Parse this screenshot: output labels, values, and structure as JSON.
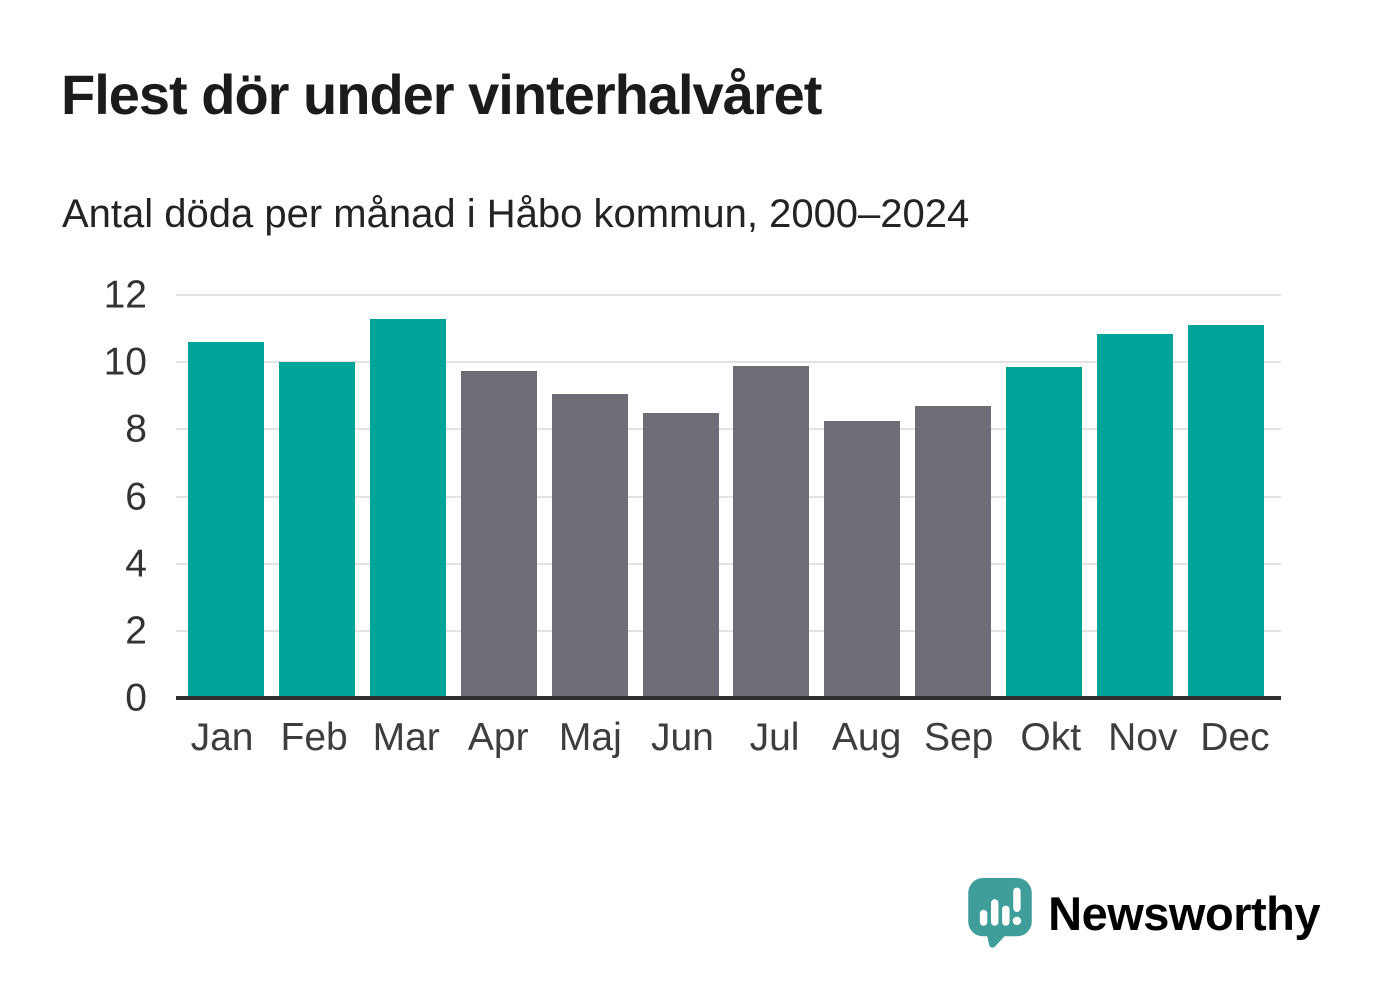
{
  "chart_data": {
    "type": "bar",
    "title": "Flest dör under vinterhalvåret",
    "subtitle": "Antal döda per månad i Håbo kommun, 2000–2024",
    "categories": [
      "Jan",
      "Feb",
      "Mar",
      "Apr",
      "Maj",
      "Jun",
      "Jul",
      "Aug",
      "Sep",
      "Okt",
      "Nov",
      "Dec"
    ],
    "values": [
      10.6,
      10.0,
      11.3,
      9.75,
      9.05,
      8.5,
      9.9,
      8.25,
      8.7,
      9.85,
      10.85,
      11.1
    ],
    "bar_colors": [
      "#00a398",
      "#00a398",
      "#00a398",
      "#6e6d75",
      "#6e6d75",
      "#6e6d75",
      "#6e6d75",
      "#6e6d75",
      "#6e6d75",
      "#00a398",
      "#00a398",
      "#00a398"
    ],
    "xlabel": "",
    "ylabel": "",
    "ylim": [
      0,
      12
    ],
    "yticks": [
      0,
      2,
      4,
      6,
      8,
      10,
      12
    ],
    "grid": "horizontal",
    "legend": "none"
  },
  "colors": {
    "winter_bar_teal": "#00a398",
    "summer_bar_gray": "#6e6d75",
    "title_text": "#1b1b1b",
    "axis_text": "#333333",
    "gridline": "#e3e3e3",
    "axis_line": "#2e2e2e",
    "logo_teal": "#3f9e9a",
    "background": "#ffffff"
  },
  "footer": {
    "brand": "Newsworthy",
    "logo_icon": "speech-bubble-bar-chart-icon"
  }
}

_Task prompt_
Find the lines with the string "values" and reproduce them.

_Solution to this problem_
Parse this screenshot: output labels, values, and structure as JSON.
    "values": [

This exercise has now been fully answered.